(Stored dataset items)
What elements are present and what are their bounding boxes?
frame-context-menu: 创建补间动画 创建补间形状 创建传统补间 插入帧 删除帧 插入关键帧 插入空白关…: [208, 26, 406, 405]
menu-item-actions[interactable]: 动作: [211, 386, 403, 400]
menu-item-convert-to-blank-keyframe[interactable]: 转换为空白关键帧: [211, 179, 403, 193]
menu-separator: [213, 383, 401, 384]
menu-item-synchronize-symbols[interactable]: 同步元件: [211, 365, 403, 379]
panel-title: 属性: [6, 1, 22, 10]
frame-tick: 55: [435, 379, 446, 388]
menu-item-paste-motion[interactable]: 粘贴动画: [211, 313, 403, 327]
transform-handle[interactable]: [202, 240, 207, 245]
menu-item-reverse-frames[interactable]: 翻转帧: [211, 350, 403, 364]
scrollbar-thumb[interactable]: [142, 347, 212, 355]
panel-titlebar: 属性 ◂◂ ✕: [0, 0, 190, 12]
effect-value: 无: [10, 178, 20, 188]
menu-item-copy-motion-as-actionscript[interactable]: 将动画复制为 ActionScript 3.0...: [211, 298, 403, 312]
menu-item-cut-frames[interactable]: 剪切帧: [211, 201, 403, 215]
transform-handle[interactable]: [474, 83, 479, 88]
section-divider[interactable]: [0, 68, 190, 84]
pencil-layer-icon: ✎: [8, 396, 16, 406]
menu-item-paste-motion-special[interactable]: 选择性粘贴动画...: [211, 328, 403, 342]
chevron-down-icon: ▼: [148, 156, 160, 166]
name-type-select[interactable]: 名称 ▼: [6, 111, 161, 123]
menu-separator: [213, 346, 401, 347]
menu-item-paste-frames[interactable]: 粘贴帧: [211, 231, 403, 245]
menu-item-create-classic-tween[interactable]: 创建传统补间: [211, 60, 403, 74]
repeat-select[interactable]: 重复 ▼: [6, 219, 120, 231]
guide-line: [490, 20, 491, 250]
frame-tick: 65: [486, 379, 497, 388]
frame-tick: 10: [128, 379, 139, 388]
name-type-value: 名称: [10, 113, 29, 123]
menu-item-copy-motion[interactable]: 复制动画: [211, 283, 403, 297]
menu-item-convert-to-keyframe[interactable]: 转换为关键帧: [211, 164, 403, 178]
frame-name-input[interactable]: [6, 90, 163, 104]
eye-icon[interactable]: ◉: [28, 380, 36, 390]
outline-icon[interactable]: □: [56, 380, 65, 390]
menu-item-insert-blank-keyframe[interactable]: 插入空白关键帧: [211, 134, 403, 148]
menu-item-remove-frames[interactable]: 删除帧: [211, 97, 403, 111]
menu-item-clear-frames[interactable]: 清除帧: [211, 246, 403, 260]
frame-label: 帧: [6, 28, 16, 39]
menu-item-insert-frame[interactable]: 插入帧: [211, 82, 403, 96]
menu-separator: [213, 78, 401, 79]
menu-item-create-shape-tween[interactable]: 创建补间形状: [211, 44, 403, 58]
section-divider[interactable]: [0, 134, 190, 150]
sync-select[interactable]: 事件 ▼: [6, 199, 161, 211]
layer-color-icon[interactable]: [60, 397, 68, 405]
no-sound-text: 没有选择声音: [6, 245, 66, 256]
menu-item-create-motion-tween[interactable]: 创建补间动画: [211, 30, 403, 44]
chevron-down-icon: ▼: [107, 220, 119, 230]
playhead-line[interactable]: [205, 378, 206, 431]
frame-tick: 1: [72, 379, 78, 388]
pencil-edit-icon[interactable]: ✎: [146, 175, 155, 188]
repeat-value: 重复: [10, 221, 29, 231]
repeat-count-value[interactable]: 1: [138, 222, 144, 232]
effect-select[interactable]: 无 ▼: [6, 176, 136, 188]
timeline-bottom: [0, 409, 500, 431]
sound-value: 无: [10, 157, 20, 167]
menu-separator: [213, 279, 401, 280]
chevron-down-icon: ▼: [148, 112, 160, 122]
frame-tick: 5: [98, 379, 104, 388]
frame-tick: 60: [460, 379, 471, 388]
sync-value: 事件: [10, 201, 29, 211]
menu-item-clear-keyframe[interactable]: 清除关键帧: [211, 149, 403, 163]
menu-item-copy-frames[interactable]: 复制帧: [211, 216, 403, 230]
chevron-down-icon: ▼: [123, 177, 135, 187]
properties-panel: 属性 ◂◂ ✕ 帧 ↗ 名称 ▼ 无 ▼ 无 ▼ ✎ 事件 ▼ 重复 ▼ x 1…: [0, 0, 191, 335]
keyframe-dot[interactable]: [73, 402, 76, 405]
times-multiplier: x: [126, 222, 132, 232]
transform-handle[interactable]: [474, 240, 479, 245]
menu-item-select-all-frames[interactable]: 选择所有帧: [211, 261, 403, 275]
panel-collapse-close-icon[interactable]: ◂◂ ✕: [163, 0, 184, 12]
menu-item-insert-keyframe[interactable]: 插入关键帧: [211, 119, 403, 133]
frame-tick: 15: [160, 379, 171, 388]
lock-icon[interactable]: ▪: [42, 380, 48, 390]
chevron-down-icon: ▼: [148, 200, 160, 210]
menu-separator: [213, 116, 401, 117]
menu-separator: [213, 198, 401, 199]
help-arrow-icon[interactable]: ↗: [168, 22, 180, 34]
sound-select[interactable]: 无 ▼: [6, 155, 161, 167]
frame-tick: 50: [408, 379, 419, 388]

* * *

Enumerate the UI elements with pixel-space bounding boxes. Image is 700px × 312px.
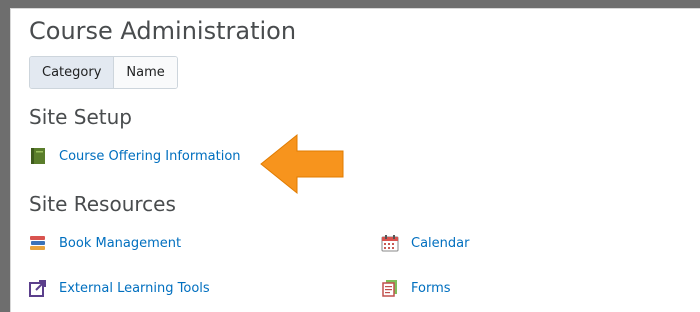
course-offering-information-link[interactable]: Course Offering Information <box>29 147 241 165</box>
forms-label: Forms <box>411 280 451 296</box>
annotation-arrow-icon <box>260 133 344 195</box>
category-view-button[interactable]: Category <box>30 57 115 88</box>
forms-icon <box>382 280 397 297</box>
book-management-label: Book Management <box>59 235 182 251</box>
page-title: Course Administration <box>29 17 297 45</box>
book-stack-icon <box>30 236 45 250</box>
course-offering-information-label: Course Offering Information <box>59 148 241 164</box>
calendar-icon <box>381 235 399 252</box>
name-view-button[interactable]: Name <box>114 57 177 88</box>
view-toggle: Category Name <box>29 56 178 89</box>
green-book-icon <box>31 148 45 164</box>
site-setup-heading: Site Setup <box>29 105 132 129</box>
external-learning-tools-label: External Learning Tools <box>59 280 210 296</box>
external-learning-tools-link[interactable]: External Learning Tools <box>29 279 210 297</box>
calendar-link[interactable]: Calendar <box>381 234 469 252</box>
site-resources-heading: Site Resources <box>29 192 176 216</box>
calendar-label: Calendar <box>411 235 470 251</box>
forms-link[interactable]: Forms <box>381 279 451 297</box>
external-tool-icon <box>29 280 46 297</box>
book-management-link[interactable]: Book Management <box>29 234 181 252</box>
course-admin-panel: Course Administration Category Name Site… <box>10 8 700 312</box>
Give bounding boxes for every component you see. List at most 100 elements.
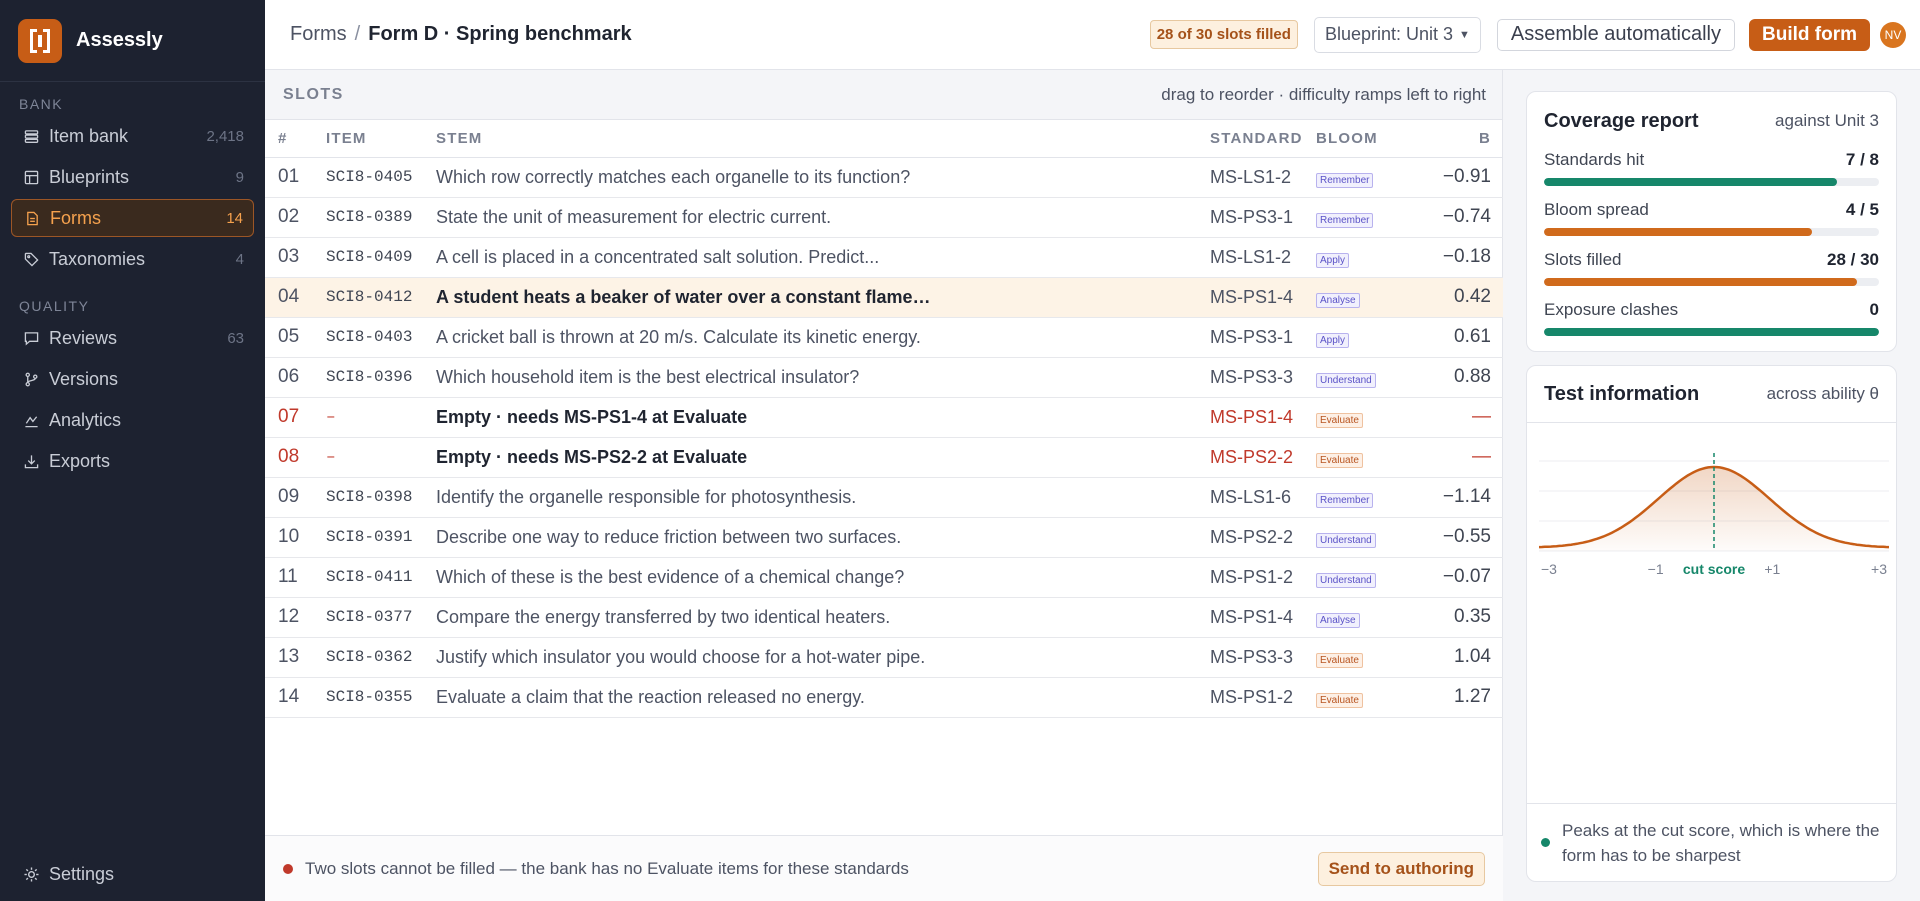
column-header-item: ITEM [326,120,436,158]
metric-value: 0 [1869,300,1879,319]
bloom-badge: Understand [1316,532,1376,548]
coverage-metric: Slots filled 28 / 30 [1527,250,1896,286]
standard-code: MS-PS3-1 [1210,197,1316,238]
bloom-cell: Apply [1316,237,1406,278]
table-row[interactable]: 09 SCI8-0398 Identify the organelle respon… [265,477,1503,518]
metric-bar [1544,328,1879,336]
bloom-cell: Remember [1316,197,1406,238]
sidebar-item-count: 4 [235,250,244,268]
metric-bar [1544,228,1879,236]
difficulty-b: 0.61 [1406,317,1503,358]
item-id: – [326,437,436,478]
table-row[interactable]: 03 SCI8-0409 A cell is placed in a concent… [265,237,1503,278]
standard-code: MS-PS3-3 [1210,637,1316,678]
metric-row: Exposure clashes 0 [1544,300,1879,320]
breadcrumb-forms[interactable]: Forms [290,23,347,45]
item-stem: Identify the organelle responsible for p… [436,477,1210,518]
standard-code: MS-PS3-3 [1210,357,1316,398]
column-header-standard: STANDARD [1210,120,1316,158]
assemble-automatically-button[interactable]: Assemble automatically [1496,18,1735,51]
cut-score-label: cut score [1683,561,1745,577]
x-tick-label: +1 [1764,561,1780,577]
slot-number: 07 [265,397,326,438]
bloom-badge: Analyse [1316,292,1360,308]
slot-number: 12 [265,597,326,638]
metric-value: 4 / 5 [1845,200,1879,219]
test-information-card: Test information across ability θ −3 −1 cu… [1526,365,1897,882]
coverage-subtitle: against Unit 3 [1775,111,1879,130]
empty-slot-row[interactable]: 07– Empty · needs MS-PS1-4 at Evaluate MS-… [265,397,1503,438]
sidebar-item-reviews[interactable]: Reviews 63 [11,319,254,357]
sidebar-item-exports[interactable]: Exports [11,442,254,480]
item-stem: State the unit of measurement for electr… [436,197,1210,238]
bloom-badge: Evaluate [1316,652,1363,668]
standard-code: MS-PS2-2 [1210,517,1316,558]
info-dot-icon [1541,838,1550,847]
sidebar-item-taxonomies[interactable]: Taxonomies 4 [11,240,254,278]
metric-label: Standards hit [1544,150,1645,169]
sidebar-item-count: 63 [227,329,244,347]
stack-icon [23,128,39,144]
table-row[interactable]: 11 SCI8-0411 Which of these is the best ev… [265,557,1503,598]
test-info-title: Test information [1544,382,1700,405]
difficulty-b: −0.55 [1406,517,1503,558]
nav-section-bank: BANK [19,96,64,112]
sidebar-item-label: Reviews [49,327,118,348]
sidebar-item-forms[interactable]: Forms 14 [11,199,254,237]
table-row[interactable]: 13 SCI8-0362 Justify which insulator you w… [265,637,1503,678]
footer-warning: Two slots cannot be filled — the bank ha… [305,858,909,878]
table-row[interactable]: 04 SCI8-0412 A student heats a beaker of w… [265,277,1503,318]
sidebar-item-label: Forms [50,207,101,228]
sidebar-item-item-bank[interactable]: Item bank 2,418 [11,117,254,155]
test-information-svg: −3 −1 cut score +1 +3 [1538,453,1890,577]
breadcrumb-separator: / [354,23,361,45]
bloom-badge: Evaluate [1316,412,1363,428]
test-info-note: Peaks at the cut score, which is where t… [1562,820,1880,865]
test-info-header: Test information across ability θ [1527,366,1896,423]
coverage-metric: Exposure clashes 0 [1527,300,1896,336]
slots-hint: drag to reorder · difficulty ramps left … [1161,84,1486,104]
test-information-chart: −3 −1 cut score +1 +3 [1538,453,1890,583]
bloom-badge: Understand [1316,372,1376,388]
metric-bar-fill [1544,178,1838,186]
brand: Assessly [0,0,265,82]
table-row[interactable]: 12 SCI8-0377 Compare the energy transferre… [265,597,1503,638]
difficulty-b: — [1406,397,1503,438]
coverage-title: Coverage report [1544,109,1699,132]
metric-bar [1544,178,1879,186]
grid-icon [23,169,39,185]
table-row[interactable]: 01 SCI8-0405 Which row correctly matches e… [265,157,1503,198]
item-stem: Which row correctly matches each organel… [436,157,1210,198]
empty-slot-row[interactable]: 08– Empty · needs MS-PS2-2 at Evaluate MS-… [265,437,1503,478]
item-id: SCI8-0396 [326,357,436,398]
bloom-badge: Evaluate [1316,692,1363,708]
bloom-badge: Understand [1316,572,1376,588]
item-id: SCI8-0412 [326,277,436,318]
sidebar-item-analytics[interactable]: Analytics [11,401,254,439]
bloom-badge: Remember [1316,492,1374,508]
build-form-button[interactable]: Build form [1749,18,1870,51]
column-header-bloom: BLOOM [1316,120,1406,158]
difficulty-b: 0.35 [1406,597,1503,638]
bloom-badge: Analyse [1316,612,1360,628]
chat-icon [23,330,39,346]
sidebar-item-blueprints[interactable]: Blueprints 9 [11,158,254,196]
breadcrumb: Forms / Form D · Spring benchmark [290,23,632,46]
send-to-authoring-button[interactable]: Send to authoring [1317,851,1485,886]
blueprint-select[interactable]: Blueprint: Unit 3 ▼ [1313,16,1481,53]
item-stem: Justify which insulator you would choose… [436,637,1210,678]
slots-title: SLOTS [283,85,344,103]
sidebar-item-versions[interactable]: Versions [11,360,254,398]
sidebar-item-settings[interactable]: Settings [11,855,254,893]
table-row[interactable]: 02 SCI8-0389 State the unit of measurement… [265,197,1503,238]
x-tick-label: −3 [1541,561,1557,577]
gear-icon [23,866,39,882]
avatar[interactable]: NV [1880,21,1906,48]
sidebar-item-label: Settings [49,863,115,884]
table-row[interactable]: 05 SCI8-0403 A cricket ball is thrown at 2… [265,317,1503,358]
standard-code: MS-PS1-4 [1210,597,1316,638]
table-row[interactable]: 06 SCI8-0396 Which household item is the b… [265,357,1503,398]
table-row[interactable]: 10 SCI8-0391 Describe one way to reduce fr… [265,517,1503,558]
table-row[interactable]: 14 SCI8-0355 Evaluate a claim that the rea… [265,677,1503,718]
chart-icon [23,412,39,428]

• GIVEN PROBLEM: Lay out the lines above as a Markdown table with the columns n and Line, beginning at the line that contains "What elements are" and stopping after the line that contains "60, 403, 74]". Leave out blank lines.

• CORRECT OUTPUT:
| n | Line |
|---|---|
| 1 | What elements are present and what are their bounding boxes? |
| 2 | frame-context-menu: 创建补间动画 创建补间形状 创建传统补间 插入帧 删除帧 插入关键帧 插入空白关…: [208, 26, 406, 405] |
| 3 | menu-item-actions[interactable]: 动作: [211, 386, 403, 400] |
| 4 | menu-item-convert-to-blank-keyframe[interactable]: 转换为空白关键帧: [211, 179, 403, 193] |
| 5 | menu-separator: [213, 383, 401, 384] |
| 6 | menu-item-synchronize-symbols[interactable]: 同步元件: [211, 365, 403, 379] |
| 7 | panel-title: 属性: [6, 1, 22, 10] |
| 8 | frame-tick: 55: [435, 379, 446, 388] |
| 9 | menu-item-paste-motion[interactable]: 粘贴动画: [211, 313, 403, 327] |
| 10 | transform-handle[interactable]: [202, 240, 207, 245] |
| 11 | menu-item-reverse-frames[interactable]: 翻转帧: [211, 350, 403, 364] |
| 12 | scrollbar-thumb[interactable]: [142, 347, 212, 355] |
| 13 | panel-titlebar: 属性 ◂◂ ✕: [0, 0, 190, 12] |
| 14 | effect-value: 无: [10, 178, 20, 188] |
| 15 | menu-item-copy-motion-as-actionscript[interactable]: 将动画复制为 ActionScript 3.0...: [211, 298, 403, 312] |
| 16 | menu-item-cut-frames[interactable]: 剪切帧: [211, 201, 403, 215] |
| 17 | transform-handle[interactable]: [474, 83, 479, 88] |
| 18 | section-divider[interactable]: [0, 68, 190, 84] |
| 19 | pencil-layer-icon: ✎: [8, 396, 16, 406] |
| 20 | menu-item-paste-motion-special[interactable]: 选择性粘贴动画...: [211, 328, 403, 342] |
| 21 | chevron-down-icon: ▼: [148, 156, 160, 166] |
| 22 | name-type-select[interactable]: 名称 ▼: [6, 111, 161, 123] |
| 23 | menu-separator: [213, 346, 401, 347] |
| 24 | menu-item-paste-frames[interactable]: 粘贴帧: [211, 231, 403, 245] |
| 25 | menu-item-create-classic-tween[interactable]: 创建传统补间: [211, 60, 403, 74] |